▶ Short task
All records should be reproduced verbatim.

▶ Data
▬▬▬▬▬▬▬▬▬▬

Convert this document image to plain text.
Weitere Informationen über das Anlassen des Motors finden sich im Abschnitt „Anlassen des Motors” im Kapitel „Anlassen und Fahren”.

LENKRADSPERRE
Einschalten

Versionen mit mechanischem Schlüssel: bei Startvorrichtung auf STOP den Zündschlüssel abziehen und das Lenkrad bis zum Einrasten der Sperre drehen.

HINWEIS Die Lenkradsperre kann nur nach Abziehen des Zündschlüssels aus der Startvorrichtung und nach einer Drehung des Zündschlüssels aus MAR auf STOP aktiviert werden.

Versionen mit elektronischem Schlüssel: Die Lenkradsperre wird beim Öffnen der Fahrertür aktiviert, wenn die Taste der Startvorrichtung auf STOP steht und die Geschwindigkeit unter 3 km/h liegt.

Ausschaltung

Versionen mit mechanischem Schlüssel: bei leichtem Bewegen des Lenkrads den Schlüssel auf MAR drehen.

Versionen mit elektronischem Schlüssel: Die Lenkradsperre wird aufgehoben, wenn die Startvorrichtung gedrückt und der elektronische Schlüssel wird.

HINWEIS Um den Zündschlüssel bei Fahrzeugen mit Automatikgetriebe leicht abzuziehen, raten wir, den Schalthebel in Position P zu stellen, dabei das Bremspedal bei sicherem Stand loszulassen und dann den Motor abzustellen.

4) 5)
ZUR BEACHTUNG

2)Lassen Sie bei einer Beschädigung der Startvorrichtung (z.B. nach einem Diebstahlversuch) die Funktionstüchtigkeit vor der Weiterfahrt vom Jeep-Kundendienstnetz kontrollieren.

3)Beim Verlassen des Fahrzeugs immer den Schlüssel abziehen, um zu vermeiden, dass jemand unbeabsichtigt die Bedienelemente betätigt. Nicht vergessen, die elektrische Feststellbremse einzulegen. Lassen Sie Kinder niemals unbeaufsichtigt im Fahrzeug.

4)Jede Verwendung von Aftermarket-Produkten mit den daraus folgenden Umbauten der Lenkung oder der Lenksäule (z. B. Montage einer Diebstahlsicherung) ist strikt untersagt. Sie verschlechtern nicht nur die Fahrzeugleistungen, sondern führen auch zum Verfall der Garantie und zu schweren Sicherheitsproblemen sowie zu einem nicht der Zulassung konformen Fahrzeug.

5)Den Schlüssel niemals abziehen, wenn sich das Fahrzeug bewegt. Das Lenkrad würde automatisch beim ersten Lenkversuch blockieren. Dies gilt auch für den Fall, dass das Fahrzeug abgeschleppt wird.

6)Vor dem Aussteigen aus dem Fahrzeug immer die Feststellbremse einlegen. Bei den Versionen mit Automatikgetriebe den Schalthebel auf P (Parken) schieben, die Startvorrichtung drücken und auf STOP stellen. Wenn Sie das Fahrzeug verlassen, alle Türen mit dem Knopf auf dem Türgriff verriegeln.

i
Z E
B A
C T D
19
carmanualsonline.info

▬▬▬▬▬▬▬▬▬▬

▶ Answer to this exercise
Convert this document image to plain text.
Weitere Informationen über das Anlassen des Motors finden sich im Abschnitt „Anlassen des Motors” im Kapitel „Anlassen und Fahren”.

LENKRADSPERRE
Einschalten

Versionen mit mechanischem Schlüssel: bei Startvorrichtung auf STOP den Zündschlüssel abziehen und das Lenkrad bis zum Einrasten der Sperre drehen.

HINWEIS Die Lenkradsperre kann nur nach Abziehen des Zündschlüssels aus der Startvorrichtung und nach einer Drehung des Zündschlüssels aus MAR auf STOP aktiviert werden.

Versionen mit elektronischem Schlüssel: Die Lenkradsperre wird beim Öffnen der Fahrertür aktiviert, wenn die Taste der Startvorrichtung auf STOP steht und die Geschwindigkeit unter 3 km/h liegt.

Ausschaltung

Versionen mit mechanischem Schlüssel: bei leichtem Bewegen des Lenkrads den Schlüssel auf MAR drehen.

Versionen mit elektronischem Schlüssel: Die Lenkradsperre wird aufgehoben, wenn die Startvorrichtung gedrückt und der elektronische Schlüssel wird.

HINWEIS Um den Zündschlüssel bei Fahrzeugen mit Automatikgetriebe leicht abzuziehen, raten wir, den Schalthebel in Position P zu stellen, dabei das Bremspedal bei sicherem Stand loszulassen und dann den Motor abzustellen.

4) 5)
ZUR BEACHTUNG

2)Lassen Sie bei einer Beschädigung der Startvorrichtung (z.B. nach einem Diebstahlversuch) die Funktionstüchtigkeit vor der Weiterfahrt vom Jeep-Kundendienstnetz kontrollieren.

3)Beim Verlassen des Fahrzeugs immer den Schlüssel abziehen, um zu vermeiden, dass jemand unbeabsichtigt die Bedienelemente betätigt. Nicht vergessen, die elektrische Feststellbremse einzulegen. Lassen Sie Kinder niemals unbeaufsichtigt im Fahrzeug.

4)Jede Verwendung von Aftermarket-Produkten mit den daraus folgenden Umbauten der Lenkung oder der Lenksäule (z. B. Montage einer Diebstahlsicherung) ist strikt untersagt. Sie verschlechtern nicht nur die Fahrzeugleistungen, sondern führen auch zum Verfall der Garantie und zu schweren Sicherheitsproblemen sowie zu einem nicht der Zulassung konformen Fahrzeug.

5)Den Schlüssel niemals abziehen, wenn sich das Fahrzeug bewegt. Das Lenkrad würde automatisch beim ersten Lenkversuch blockieren. Dies gilt auch für den Fall, dass das Fahrzeug abgeschleppt wird.

6)Vor dem Aussteigen aus dem Fahrzeug immer die Feststellbremse einlegen. Bei den Versionen mit Automatikgetriebe den Schalthebel auf P (Parken) schieben, die Startvorrichtung drücken und auf STOP stellen. Wenn Sie das Fahrzeug verlassen, alle Türen mit dem Knopf auf dem Türgriff verriegeln.

i
Z E
B A
C T D
19
carmanualsonline.info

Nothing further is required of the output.